**To be done:**
Select every line containing the word "Dixon" from the material, and copy those lines.

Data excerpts

+---+

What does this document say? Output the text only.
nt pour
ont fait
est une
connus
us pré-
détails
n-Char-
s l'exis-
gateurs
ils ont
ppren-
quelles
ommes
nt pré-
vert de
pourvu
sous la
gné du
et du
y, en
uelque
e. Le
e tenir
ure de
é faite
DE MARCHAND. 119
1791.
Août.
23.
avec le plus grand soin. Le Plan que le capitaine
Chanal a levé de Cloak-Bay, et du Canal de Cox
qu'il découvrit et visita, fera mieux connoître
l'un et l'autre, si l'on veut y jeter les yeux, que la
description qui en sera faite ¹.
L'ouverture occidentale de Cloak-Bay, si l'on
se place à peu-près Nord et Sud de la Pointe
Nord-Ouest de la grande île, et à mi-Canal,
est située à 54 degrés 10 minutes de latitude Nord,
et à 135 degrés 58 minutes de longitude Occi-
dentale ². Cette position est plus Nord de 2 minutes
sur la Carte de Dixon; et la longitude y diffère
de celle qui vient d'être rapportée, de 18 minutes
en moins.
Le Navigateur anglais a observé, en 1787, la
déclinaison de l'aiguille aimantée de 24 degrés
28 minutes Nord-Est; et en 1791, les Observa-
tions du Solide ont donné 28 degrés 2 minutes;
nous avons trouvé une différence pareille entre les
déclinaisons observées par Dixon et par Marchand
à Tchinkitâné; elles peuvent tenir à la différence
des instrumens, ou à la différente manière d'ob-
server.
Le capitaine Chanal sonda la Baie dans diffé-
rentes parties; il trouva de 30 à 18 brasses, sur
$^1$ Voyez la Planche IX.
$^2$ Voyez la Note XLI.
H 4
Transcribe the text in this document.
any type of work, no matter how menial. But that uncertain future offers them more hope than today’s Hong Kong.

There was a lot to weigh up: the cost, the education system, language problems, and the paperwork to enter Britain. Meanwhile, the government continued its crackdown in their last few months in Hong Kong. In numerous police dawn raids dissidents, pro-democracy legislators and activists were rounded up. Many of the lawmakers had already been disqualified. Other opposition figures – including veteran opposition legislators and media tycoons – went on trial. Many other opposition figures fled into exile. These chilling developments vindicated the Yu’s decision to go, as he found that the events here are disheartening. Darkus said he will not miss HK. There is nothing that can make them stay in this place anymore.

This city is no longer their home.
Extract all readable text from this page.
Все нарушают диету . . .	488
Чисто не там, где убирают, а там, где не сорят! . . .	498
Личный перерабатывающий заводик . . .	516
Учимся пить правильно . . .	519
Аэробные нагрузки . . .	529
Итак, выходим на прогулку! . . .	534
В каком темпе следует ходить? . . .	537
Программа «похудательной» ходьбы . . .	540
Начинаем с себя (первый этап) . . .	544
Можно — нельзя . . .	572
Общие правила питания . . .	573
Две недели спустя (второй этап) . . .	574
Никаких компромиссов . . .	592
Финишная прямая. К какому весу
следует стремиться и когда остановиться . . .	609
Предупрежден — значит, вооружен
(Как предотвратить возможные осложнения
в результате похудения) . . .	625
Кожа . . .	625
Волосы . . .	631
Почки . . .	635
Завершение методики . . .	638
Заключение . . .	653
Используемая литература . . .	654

+---+

**Result of the exercise:**
sur la Carte de Dixon; et la longitude y diffère
déclinaisons observées par Dixon et par Marchand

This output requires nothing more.